Required work: Show all lines from the data that include the word "Janet".

------------------------------------------------------------------------

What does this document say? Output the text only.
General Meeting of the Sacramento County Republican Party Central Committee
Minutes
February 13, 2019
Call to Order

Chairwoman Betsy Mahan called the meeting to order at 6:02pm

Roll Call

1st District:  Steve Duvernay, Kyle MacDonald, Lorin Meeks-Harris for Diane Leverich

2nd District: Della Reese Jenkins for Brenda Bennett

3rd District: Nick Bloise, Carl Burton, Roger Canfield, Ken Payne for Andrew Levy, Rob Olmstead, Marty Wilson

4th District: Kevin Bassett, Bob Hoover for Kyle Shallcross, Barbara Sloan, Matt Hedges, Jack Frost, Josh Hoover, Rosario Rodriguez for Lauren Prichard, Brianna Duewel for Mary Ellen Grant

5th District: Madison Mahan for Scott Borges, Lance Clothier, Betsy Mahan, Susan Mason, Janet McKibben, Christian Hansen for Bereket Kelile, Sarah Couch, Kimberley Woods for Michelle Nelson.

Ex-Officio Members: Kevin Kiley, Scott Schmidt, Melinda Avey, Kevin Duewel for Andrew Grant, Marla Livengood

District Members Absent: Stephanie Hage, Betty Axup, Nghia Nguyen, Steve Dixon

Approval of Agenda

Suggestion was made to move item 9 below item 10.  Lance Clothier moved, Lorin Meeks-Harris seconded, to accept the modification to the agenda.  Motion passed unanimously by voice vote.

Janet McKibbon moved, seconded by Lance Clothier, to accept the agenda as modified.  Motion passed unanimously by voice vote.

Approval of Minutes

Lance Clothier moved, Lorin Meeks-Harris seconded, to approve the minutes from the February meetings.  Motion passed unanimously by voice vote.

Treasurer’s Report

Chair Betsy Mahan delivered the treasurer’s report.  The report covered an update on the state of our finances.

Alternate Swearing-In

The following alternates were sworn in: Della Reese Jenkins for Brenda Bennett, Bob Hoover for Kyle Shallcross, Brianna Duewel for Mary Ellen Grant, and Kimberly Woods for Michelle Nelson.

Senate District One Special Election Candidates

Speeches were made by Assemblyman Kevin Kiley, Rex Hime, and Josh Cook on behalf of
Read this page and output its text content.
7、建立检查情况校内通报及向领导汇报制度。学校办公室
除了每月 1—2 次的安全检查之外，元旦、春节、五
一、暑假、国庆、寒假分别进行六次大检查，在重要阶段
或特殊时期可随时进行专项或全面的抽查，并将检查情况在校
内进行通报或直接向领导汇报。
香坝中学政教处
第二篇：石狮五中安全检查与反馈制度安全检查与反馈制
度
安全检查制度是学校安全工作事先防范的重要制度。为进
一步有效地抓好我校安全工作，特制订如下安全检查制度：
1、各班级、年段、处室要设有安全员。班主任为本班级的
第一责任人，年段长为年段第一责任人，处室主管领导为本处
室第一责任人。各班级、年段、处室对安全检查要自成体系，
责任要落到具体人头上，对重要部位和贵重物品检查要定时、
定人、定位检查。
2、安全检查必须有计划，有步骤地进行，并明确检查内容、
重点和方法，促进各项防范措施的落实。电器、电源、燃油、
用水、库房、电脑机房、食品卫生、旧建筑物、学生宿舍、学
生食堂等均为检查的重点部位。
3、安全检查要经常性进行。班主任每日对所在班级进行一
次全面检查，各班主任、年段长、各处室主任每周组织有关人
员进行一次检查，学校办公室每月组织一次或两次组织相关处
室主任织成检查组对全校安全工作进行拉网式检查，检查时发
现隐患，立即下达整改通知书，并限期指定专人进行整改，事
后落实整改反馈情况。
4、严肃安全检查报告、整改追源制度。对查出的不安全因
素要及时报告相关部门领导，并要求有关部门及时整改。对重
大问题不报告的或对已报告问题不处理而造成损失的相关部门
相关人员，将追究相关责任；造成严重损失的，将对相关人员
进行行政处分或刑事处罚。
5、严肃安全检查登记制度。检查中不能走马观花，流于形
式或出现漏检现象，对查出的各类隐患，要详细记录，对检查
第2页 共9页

------------------------------------------------------------------------

Written answer:
5th District: Madison Mahan for Scott Borges, Lance Clothier, Betsy Mahan, Susan Mason, Janet McKibben, Christian Hansen for Bereket Kelile, Sarah Couch, Kimberley Woods for Michelle Nelson.
Janet McKibbon moved, seconded by Lance Clothier, to accept the agenda as modified.  Motion passed unanimously by voice vote.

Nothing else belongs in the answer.